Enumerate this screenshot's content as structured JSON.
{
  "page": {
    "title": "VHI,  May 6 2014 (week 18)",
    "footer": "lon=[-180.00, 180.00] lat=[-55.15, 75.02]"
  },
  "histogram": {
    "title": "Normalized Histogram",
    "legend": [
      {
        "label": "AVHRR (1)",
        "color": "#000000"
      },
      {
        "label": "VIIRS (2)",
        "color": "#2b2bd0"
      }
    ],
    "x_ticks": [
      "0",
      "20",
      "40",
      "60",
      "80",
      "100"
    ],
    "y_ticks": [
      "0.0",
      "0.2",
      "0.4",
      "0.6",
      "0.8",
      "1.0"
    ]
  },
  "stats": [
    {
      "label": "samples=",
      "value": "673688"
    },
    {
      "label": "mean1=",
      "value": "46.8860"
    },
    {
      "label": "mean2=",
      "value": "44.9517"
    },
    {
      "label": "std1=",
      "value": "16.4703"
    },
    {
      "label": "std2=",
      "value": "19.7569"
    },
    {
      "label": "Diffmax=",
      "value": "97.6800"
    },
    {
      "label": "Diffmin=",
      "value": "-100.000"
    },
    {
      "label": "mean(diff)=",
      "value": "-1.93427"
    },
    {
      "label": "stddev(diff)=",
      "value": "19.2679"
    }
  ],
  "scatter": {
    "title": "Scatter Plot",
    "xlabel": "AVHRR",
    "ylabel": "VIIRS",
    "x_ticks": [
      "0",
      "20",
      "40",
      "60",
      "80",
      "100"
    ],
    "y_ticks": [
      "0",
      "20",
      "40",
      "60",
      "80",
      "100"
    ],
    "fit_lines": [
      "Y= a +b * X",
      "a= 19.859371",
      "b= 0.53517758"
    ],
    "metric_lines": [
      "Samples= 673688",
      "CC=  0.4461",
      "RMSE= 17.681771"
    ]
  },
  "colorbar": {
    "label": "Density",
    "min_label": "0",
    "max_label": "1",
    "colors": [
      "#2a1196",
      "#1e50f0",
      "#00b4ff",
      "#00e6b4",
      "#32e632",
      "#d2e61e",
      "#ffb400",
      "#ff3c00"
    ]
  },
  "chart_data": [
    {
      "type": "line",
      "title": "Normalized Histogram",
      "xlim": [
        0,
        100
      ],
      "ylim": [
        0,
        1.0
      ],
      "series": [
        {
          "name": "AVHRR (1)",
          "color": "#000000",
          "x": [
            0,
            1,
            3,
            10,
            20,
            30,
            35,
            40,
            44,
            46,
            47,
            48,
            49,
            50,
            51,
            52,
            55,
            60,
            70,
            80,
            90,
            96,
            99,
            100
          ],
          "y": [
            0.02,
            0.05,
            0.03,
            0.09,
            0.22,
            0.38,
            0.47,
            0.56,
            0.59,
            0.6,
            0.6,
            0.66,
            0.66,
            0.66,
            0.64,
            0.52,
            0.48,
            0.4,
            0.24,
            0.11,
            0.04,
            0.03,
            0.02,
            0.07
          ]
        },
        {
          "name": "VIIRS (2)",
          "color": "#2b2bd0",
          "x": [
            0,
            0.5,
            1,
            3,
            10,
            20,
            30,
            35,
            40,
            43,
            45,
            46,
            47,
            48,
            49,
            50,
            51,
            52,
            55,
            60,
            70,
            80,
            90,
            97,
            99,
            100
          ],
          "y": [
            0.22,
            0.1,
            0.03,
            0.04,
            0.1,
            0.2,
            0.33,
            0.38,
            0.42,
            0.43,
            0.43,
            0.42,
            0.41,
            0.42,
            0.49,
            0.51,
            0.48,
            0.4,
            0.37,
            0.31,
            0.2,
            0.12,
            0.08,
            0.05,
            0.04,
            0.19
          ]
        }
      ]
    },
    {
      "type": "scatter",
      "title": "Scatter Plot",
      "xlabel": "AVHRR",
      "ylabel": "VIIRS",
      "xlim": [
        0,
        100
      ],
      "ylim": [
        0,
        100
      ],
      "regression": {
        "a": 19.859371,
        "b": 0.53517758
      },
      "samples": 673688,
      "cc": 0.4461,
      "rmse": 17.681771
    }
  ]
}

**Your task**
Repeat the data precisely, line by line.

**Answer to the task**
Enumerate this screenshot's content as structured JSON.
{
  "page": {
    "title": "VHI,  May 6 2014 (week 18)",
    "footer": "lon=[-180.00, 180.00] lat=[-55.15, 75.02]"
  },
  "histogram": {
    "title": "Normalized Histogram",
    "legend": [
      {
        "label": "AVHRR (1)",
        "color": "#000000"
      },
      {
        "label": "VIIRS (2)",
        "color": "#2b2bd0"
      }
    ],
    "x_ticks": [
      "0",
      "20",
      "40",
      "60",
      "80",
      "100"
    ],
    "y_ticks": [
      "0.0",
      "0.2",
      "0.4",
      "0.6",
      "0.8",
      "1.0"
    ]
  },
  "stats": [
    {
      "label": "samples=",
      "value": "673688"
    },
    {
      "label": "mean1=",
      "value": "46.8860"
    },
    {
      "label": "mean2=",
      "value": "44.9517"
    },
    {
      "label": "std1=",
      "value": "16.4703"
    },
    {
      "label": "std2=",
      "value": "19.7569"
    },
    {
      "label": "Diffmax=",
      "value": "97.6800"
    },
    {
      "label": "Diffmin=",
      "value": "-100.000"
    },
    {
      "label": "mean(diff)=",
      "value": "-1.93427"
    },
    {
      "label": "stddev(diff)=",
      "value": "19.2679"
    }
  ],
  "scatter": {
    "title": "Scatter Plot",
    "xlabel": "AVHRR",
    "ylabel": "VIIRS",
    "x_ticks": [
      "0",
      "20",
      "40",
      "60",
      "80",
      "100"
    ],
    "y_ticks": [
      "0",
      "20",
      "40",
      "60",
      "80",
      "100"
    ],
    "fit_lines": [
      "Y= a +b * X",
      "a= 19.859371",
      "b= 0.53517758"
    ],
    "metric_lines": [
      "Samples= 673688",
      "CC=  0.4461",
      "RMSE= 17.681771"
    ]
  },
  "colorbar": {
    "label": "Density",
    "min_label": "0",
    "max_label": "1",
    "colors": [
      "#2a1196",
      "#1e50f0",
      "#00b4ff",
      "#00e6b4",
      "#32e632",
      "#d2e61e",
      "#ffb400",
      "#ff3c00"
    ]
  },
  "chart_data": [
    {
      "type": "line",
      "title": "Normalized Histogram",
      "xlim": [
        0,
        100
      ],
      "ylim": [
        0,
        1.0
      ],
      "series": [
        {
          "name": "AVHRR (1)",
          "color": "#000000",
          "x": [
            0,
            1,
            3,
            10,
            20,
            30,
            35,
            40,
            44,
            46,
            47,
            48,
            49,
            50,
            51,
            52,
            55,
            60,
            70,
            80,
            90,
            96,
            99,
            100
          ],
          "y": [
            0.02,
            0.05,
            0.03,
            0.09,
            0.22,
            0.38,
            0.47,
            0.56,
            0.59,
            0.6,
            0.6,
            0.66,
            0.66,
            0.66,
            0.64,
            0.52,
            0.48,
            0.4,
            0.24,
            0.11,
            0.04,
            0.03,
            0.02,
            0.07
          ]
        },
        {
          "name": "VIIRS (2)",
          "color": "#2b2bd0",
          "x": [
            0,
            0.5,
            1,
            3,
            10,
            20,
            30,
            35,
            40,
            43,
            45,
            46,
            47,
            48,
            49,
            50,
            51,
            52,
            55,
            60,
            70,
            80,
            90,
            97,
            99,
            100
          ],
          "y": [
            0.22,
            0.1,
            0.03,
            0.04,
            0.1,
            0.2,
            0.33,
            0.38,
            0.42,
            0.43,
            0.43,
            0.42,
            0.41,
            0.42,
            0.49,
            0.51,
            0.48,
            0.4,
            0.37,
            0.31,
            0.2,
            0.12,
            0.08,
            0.05,
            0.04,
            0.19
          ]
        }
      ]
    },
    {
      "type": "scatter",
      "title": "Scatter Plot",
      "xlabel": "AVHRR",
      "ylabel": "VIIRS",
      "xlim": [
        0,
        100
      ],
      "ylim": [
        0,
        100
      ],
      "regression": {
        "a": 19.859371,
        "b": 0.53517758
      },
      "samples": 673688,
      "cc": 0.4461,
      "rmse": 17.681771
    }
  ]
}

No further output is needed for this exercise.